→ **Data supplied**
[START]
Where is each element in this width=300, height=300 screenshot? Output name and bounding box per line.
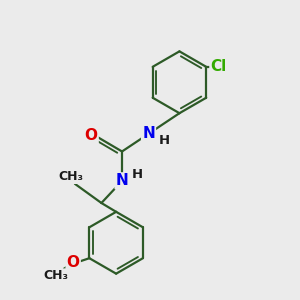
Text: H: H [132, 168, 143, 181]
Text: N: N [142, 126, 155, 141]
Text: H: H [158, 134, 169, 147]
Text: O: O [67, 255, 80, 270]
Text: N: N [116, 173, 128, 188]
Text: CH₃: CH₃ [43, 269, 68, 282]
Text: O: O [85, 128, 98, 143]
Text: CH₃: CH₃ [58, 170, 83, 183]
Text: Cl: Cl [211, 59, 227, 74]
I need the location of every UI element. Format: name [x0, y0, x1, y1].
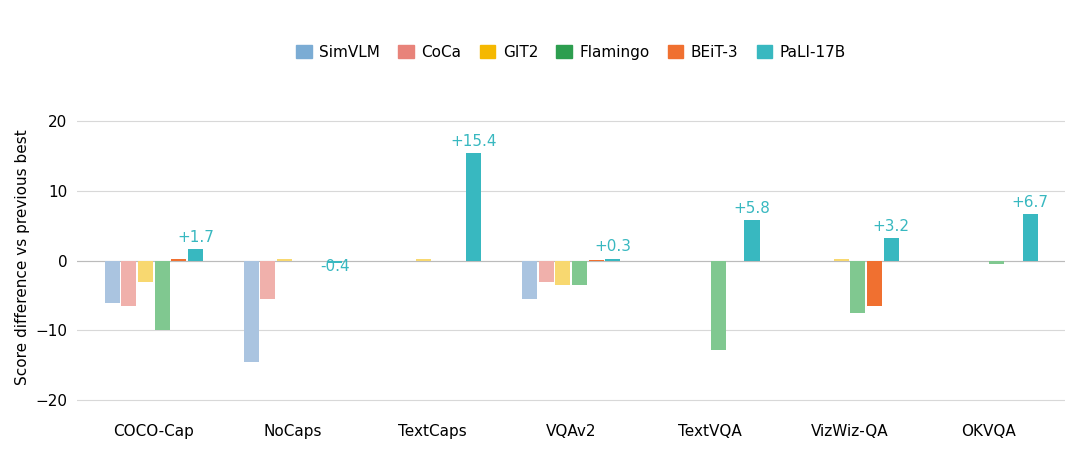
- Text: +1.7: +1.7: [177, 230, 214, 245]
- Bar: [606, 258, 620, 261]
- Bar: [522, 261, 537, 299]
- Legend: SimVLM, CoCa, GIT2, Flamingo, BEiT-3, PaLI-17B: SimVLM, CoCa, GIT2, Flamingo, BEiT-3, Pa…: [296, 45, 846, 60]
- Y-axis label: Score difference vs previous best: Score difference vs previous best: [15, 129, 30, 385]
- Bar: [327, 261, 342, 263]
- Text: +6.7: +6.7: [1012, 195, 1049, 210]
- Text: +15.4: +15.4: [450, 134, 497, 149]
- Bar: [105, 261, 120, 302]
- Bar: [172, 259, 187, 261]
- Bar: [850, 261, 865, 313]
- Text: +3.2: +3.2: [873, 219, 909, 234]
- Bar: [883, 238, 899, 261]
- Bar: [278, 259, 292, 261]
- Bar: [834, 259, 849, 261]
- Bar: [121, 261, 136, 306]
- Bar: [744, 220, 759, 261]
- Text: -0.4: -0.4: [320, 259, 350, 274]
- Bar: [467, 153, 482, 261]
- Bar: [138, 261, 153, 281]
- Bar: [260, 261, 275, 299]
- Bar: [539, 261, 554, 281]
- Bar: [572, 261, 588, 285]
- Text: +0.3: +0.3: [594, 239, 632, 254]
- Bar: [154, 261, 170, 331]
- Bar: [555, 261, 570, 285]
- Bar: [244, 261, 259, 362]
- Bar: [416, 258, 431, 261]
- Bar: [589, 260, 604, 261]
- Text: +5.8: +5.8: [733, 201, 770, 216]
- Bar: [1023, 214, 1038, 261]
- Bar: [989, 261, 1004, 264]
- Bar: [711, 261, 726, 350]
- Bar: [188, 249, 203, 261]
- Bar: [867, 261, 882, 306]
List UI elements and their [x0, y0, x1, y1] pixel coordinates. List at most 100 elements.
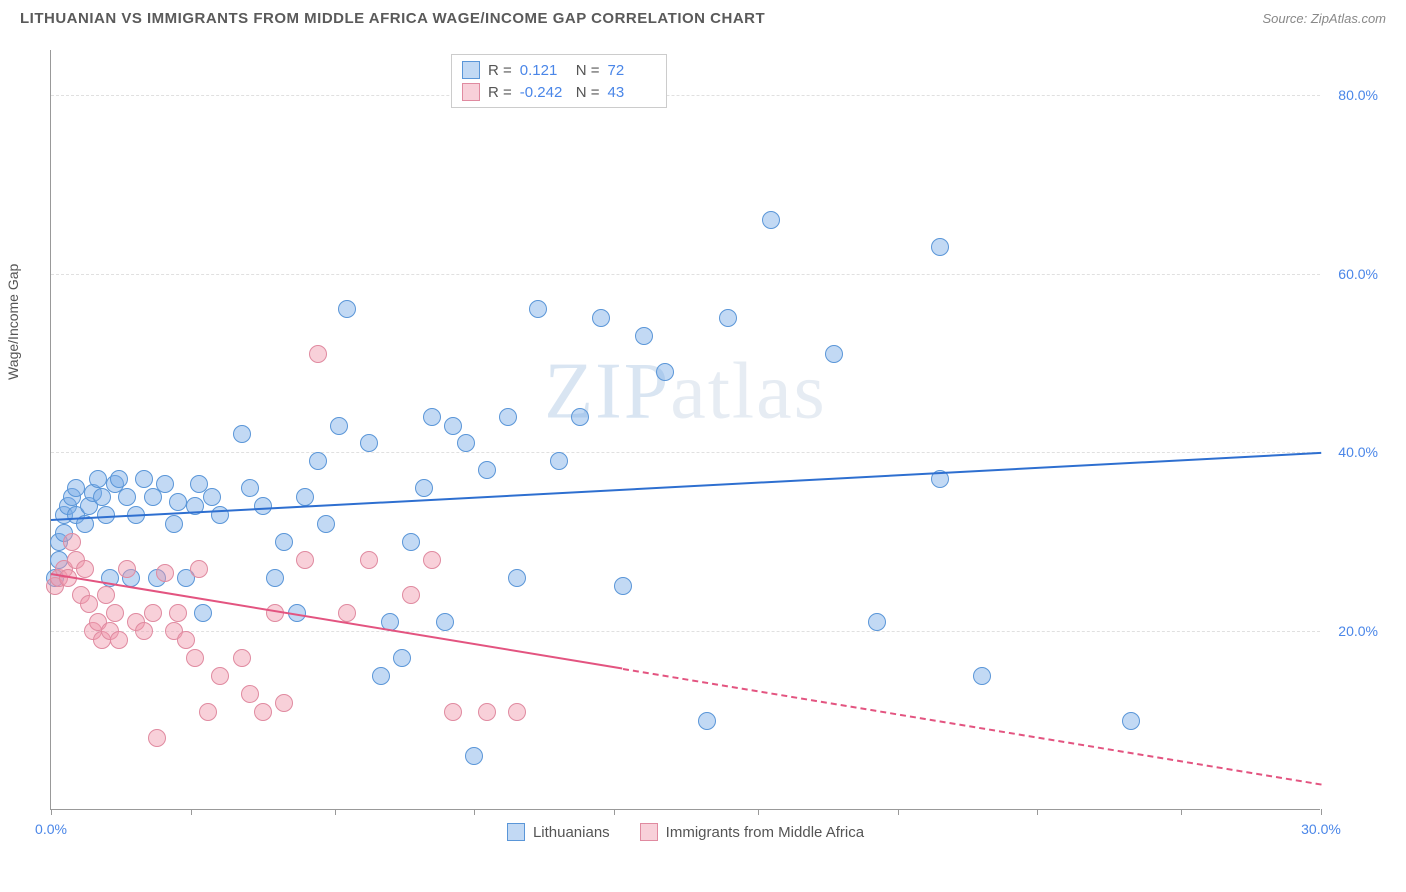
stats-row: R =-0.242N =43: [462, 81, 656, 103]
data-point: [372, 667, 390, 685]
data-point: [177, 631, 195, 649]
data-point: [233, 425, 251, 443]
data-point: [118, 488, 136, 506]
data-point: [478, 703, 496, 721]
gridline-h: [51, 95, 1320, 96]
data-point: [330, 417, 348, 435]
data-point: [698, 712, 716, 730]
data-point: [415, 479, 433, 497]
x-tick: [51, 809, 52, 815]
data-point: [508, 703, 526, 721]
gridline-h: [51, 452, 1320, 453]
data-point: [148, 729, 166, 747]
data-point: [97, 586, 115, 604]
data-point: [275, 533, 293, 551]
data-point: [190, 560, 208, 578]
data-point: [275, 694, 293, 712]
data-point: [156, 564, 174, 582]
data-point: [199, 703, 217, 721]
data-point: [338, 300, 356, 318]
data-point: [529, 300, 547, 318]
data-point: [203, 488, 221, 506]
data-point: [402, 586, 420, 604]
data-point: [76, 560, 94, 578]
legend-item: Lithuanians: [507, 823, 610, 841]
data-point: [80, 595, 98, 613]
gridline-h: [51, 274, 1320, 275]
data-point: [635, 327, 653, 345]
data-point: [254, 497, 272, 515]
chart-title: LITHUANIAN VS IMMIGRANTS FROM MIDDLE AFR…: [20, 10, 765, 27]
plot-area: ZIPatlas Wage/Income Gap 20.0%40.0%60.0%…: [50, 50, 1320, 810]
x-tick: [1037, 809, 1038, 815]
legend-label: Immigrants from Middle Africa: [666, 824, 864, 841]
data-point: [186, 649, 204, 667]
x-tick: [1181, 809, 1182, 815]
data-point: [478, 461, 496, 479]
stats-box: R = 0.121 N = 72 R =-0.242N =43: [451, 54, 667, 108]
y-tick-label: 80.0%: [1328, 87, 1378, 103]
x-tick: [474, 809, 475, 815]
chart-container: ZIPatlas Wage/Income Gap 20.0%40.0%60.0%…: [50, 50, 1390, 840]
x-tick: [898, 809, 899, 815]
data-point: [444, 703, 462, 721]
data-point: [165, 515, 183, 533]
r-value: 0.121: [520, 62, 568, 79]
data-point: [309, 452, 327, 470]
data-point: [135, 622, 153, 640]
data-point: [499, 408, 517, 426]
data-point: [762, 211, 780, 229]
data-point: [592, 309, 610, 327]
data-point: [656, 363, 674, 381]
r-value: -0.242: [520, 84, 568, 101]
data-point: [110, 470, 128, 488]
data-point: [423, 408, 441, 426]
data-point: [233, 649, 251, 667]
chart-header: LITHUANIAN VS IMMIGRANTS FROM MIDDLE AFR…: [0, 0, 1406, 33]
series-swatch: [462, 83, 480, 101]
legend: Lithuanians Immigrants from Middle Africa: [51, 823, 1320, 841]
n-label: N =: [576, 62, 600, 79]
data-point: [360, 434, 378, 452]
data-point: [89, 470, 107, 488]
legend-swatch: [640, 823, 658, 841]
data-point: [266, 569, 284, 587]
data-point: [241, 479, 259, 497]
data-point: [194, 604, 212, 622]
data-point: [211, 506, 229, 524]
data-point: [423, 551, 441, 569]
r-label: R =: [488, 62, 512, 79]
data-point: [402, 533, 420, 551]
x-tick: [614, 809, 615, 815]
data-point: [444, 417, 462, 435]
n-value: 72: [608, 62, 656, 79]
data-point: [169, 604, 187, 622]
source-attribution: Source: ZipAtlas.com: [1262, 11, 1386, 26]
stats-row: R = 0.121 N = 72: [462, 59, 656, 81]
data-point: [868, 613, 886, 631]
series-swatch: [462, 61, 480, 79]
data-point: [1122, 712, 1140, 730]
data-point: [110, 631, 128, 649]
data-point: [254, 703, 272, 721]
data-point: [296, 488, 314, 506]
data-point: [338, 604, 356, 622]
x-tick: [191, 809, 192, 815]
legend-item: Immigrants from Middle Africa: [640, 823, 864, 841]
y-tick-label: 40.0%: [1328, 444, 1378, 460]
y-tick-label: 20.0%: [1328, 623, 1378, 639]
data-point: [465, 747, 483, 765]
n-value: 43: [608, 84, 656, 101]
legend-label: Lithuanians: [533, 824, 610, 841]
data-point: [118, 560, 136, 578]
data-point: [156, 475, 174, 493]
data-point: [106, 604, 124, 622]
y-axis-label: Wage/Income Gap: [5, 263, 21, 379]
trend-line-dash: [622, 668, 1321, 786]
data-point: [436, 613, 454, 631]
data-point: [393, 649, 411, 667]
data-point: [973, 667, 991, 685]
data-point: [614, 577, 632, 595]
legend-swatch: [507, 823, 525, 841]
data-point: [508, 569, 526, 587]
[END]
→ **Exercise goal**
Express the rows from the one containing "stats-row: R =-0.242N" through the one containing "data-point: [199, 703, 217, 721]" as a Markdown table with the columns No. and Entry, numbering each row and leaving out blank lines.

→ **Answer**
| No. | Entry |
|---|---|
| 1 | stats-row: R =-0.242N =43: [462, 81, 656, 103] |
| 2 | data-point: [372, 667, 390, 685] |
| 3 | data-point: [177, 631, 195, 649] |
| 4 | data-point: [233, 425, 251, 443] |
| 5 | data-point: [118, 488, 136, 506] |
| 6 | data-point: [478, 703, 496, 721] |
| 7 | gridline-h: [51, 95, 1320, 96] |
| 8 | data-point: [330, 417, 348, 435] |
| 9 | data-point: [698, 712, 716, 730] |
| 10 | data-point: [415, 479, 433, 497] |
| 11 | x-tick: [51, 809, 52, 815] |
| 12 | data-point: [508, 703, 526, 721] |
| 13 | gridline-h: [51, 452, 1320, 453] |
| 14 | data-point: [148, 729, 166, 747] |
| 15 | data-point: [97, 586, 115, 604] |
| 16 | data-point: [275, 533, 293, 551] |
| 17 | data-point: [190, 560, 208, 578] |
| 18 | data-point: [275, 694, 293, 712] |
| 19 | data-point: [156, 564, 174, 582] |
| 20 | data-point: [199, 703, 217, 721] |